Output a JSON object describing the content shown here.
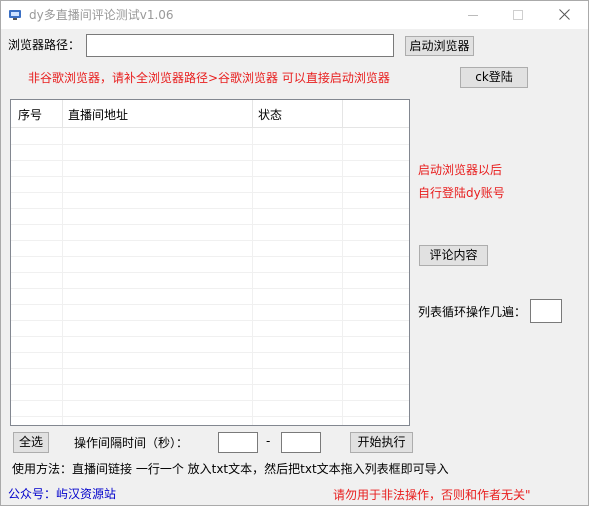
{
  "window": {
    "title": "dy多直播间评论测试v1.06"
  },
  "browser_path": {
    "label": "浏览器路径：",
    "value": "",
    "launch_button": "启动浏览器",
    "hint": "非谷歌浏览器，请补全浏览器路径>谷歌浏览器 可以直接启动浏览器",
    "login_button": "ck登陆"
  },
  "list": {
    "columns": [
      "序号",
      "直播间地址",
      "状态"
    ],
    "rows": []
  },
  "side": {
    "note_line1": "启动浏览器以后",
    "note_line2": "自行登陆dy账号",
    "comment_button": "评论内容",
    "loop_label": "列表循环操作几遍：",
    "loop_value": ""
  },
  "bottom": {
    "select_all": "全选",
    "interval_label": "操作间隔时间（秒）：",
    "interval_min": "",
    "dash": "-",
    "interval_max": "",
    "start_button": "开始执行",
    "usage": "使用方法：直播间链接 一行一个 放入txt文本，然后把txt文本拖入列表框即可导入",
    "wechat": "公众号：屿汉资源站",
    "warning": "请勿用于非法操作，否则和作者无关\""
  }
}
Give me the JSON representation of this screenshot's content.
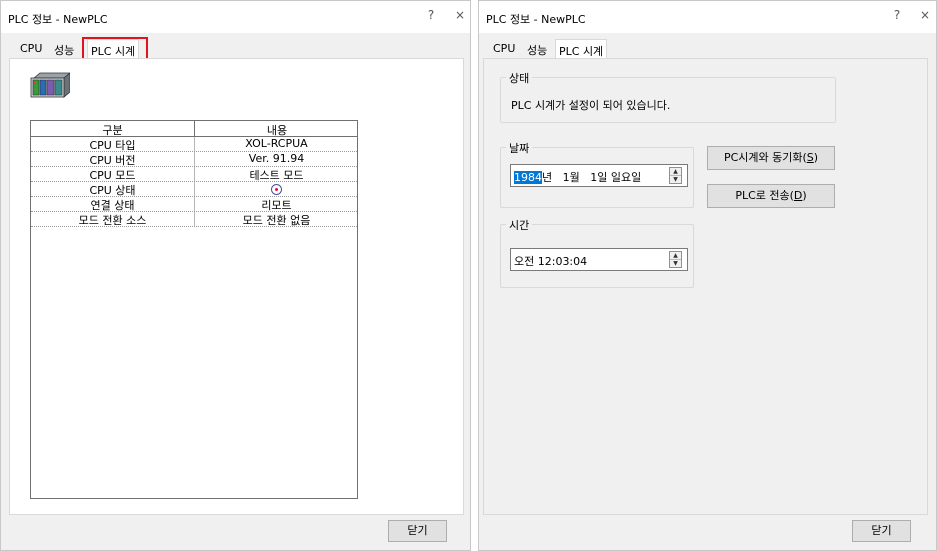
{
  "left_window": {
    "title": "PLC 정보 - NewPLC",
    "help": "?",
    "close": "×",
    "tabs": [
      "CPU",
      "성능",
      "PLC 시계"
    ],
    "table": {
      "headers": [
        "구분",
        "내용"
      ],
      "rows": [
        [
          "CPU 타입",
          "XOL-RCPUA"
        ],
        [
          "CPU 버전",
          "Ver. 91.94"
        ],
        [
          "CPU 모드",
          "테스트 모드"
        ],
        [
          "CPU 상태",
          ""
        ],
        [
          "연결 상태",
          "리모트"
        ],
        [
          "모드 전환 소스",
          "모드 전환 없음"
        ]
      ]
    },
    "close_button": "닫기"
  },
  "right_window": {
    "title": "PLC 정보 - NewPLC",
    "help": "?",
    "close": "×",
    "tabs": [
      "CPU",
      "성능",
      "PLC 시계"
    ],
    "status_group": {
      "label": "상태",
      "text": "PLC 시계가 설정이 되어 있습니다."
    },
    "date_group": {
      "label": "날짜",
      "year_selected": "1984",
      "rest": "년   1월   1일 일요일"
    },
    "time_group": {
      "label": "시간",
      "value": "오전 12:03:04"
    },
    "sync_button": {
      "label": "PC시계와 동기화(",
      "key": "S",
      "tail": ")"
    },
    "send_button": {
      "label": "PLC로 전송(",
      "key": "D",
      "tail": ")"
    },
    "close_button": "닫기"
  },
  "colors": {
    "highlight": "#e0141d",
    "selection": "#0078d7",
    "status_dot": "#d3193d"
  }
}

▬▬▬▬▬▬▬▬▬▬

• [Brief]: Scan the lines for the string "JSON". Copy out each line that matches.

• [Result]:
Output a JSON object describing the content shown here.
Give me the JSON representation of this screenshot's content.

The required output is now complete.